> _Work instructions_
Pull out every line containing the string "JSON".

> _Material for this task_
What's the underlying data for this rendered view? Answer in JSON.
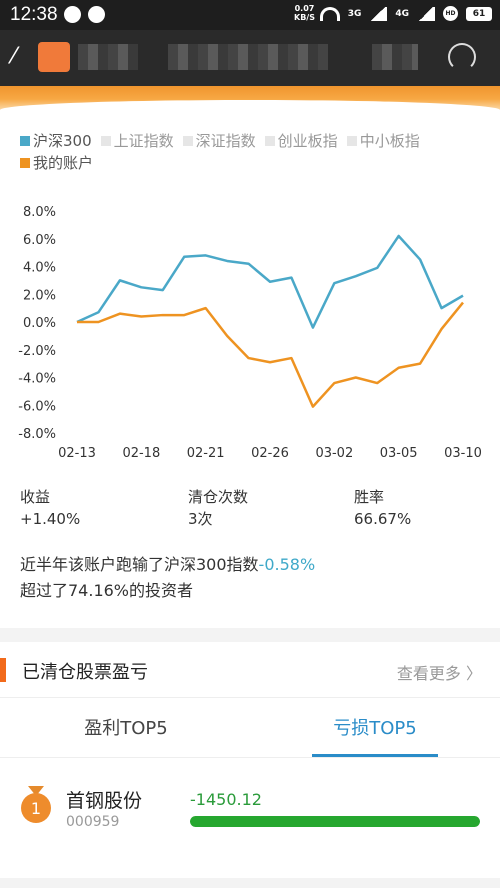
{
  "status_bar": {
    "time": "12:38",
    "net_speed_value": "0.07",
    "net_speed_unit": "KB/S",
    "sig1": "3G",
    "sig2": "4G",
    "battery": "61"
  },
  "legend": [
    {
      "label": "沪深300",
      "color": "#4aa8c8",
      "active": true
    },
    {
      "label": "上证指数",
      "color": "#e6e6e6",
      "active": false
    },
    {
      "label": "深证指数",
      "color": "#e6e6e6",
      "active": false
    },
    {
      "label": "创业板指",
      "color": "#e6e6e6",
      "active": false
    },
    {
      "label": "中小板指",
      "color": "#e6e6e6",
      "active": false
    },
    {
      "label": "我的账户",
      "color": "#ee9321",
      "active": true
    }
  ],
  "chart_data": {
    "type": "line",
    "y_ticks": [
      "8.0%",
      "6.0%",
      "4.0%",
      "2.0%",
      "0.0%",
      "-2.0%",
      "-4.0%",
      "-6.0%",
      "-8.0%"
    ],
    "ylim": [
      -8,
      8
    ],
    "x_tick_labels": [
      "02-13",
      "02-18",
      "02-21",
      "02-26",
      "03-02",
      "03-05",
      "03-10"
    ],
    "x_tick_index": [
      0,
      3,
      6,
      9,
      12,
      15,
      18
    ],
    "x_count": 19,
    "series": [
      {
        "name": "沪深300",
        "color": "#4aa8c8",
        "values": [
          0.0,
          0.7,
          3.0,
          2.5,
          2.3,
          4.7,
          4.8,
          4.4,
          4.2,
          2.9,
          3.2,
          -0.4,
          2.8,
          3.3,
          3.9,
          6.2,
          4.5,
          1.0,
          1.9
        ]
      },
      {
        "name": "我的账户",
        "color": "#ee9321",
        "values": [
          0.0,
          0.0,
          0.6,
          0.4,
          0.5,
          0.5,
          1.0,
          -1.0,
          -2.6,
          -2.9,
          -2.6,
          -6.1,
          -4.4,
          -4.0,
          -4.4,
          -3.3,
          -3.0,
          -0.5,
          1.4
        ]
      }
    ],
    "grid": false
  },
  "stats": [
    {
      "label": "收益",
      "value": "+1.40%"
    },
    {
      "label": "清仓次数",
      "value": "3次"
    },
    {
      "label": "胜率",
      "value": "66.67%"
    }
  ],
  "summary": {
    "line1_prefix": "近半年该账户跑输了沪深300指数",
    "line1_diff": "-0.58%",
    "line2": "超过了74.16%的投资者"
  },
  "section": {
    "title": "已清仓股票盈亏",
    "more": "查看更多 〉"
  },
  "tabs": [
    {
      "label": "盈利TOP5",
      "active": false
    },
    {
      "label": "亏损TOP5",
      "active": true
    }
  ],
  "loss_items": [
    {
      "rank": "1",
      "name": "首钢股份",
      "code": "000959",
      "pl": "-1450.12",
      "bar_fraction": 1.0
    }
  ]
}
...
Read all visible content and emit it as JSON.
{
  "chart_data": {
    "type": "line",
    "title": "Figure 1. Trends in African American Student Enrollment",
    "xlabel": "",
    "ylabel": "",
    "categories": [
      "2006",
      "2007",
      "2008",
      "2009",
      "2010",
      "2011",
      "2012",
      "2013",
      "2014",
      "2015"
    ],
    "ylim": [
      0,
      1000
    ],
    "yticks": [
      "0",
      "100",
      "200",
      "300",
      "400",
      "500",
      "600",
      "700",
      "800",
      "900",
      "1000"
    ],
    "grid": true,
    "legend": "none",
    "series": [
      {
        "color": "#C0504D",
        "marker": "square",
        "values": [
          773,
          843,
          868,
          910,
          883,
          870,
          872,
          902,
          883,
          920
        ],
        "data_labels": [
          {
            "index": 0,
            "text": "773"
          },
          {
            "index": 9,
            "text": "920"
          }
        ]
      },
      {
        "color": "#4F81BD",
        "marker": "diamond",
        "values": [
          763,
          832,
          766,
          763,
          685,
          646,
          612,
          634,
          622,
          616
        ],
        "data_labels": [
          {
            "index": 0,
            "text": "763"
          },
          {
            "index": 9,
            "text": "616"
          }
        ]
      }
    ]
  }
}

> _Written solution_
What's the underlying data for this rendered view? Answer in JSON.
Read all visible content and emit it as JSON.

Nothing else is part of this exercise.